Start GIVEN INFORMATION

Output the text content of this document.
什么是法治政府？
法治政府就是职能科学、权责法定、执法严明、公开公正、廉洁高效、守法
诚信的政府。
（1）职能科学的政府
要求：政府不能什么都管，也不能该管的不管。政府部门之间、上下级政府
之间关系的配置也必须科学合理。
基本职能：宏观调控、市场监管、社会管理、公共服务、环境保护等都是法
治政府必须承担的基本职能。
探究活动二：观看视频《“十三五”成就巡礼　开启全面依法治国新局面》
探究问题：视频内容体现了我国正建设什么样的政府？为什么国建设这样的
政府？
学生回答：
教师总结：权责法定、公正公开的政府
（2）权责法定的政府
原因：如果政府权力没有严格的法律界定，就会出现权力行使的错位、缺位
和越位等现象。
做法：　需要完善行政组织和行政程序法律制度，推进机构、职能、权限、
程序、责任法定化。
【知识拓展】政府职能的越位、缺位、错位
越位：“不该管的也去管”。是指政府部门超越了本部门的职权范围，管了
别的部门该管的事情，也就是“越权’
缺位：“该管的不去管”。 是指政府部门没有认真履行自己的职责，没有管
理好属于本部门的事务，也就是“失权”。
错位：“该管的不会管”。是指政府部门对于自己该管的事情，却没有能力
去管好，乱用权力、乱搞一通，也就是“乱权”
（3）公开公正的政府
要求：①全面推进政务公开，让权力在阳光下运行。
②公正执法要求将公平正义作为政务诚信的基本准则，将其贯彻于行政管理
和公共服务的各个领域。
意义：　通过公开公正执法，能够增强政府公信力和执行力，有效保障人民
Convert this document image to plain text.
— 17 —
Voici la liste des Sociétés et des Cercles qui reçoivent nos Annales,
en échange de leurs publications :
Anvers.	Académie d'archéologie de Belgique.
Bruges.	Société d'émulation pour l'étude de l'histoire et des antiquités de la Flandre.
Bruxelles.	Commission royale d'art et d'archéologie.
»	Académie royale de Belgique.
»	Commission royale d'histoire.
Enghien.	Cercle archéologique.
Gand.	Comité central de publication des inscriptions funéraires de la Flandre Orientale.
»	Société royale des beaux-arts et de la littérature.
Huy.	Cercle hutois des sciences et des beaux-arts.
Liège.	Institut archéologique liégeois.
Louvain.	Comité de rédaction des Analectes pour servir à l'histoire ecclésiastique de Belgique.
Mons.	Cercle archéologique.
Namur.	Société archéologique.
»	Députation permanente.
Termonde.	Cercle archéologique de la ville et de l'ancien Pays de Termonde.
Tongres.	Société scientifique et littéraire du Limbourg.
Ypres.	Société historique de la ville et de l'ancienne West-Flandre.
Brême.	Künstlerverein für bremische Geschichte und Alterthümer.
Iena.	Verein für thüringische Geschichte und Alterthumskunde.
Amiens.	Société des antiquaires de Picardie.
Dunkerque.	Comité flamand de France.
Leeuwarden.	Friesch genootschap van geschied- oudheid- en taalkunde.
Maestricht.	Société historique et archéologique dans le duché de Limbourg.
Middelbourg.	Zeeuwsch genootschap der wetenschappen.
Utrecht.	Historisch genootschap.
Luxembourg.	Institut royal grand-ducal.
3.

End GIVEN INFORMATION

YOUR GOAL: Report the number of lines that contain "archéologique", with no other words.

FINISHED EXERCISE: 6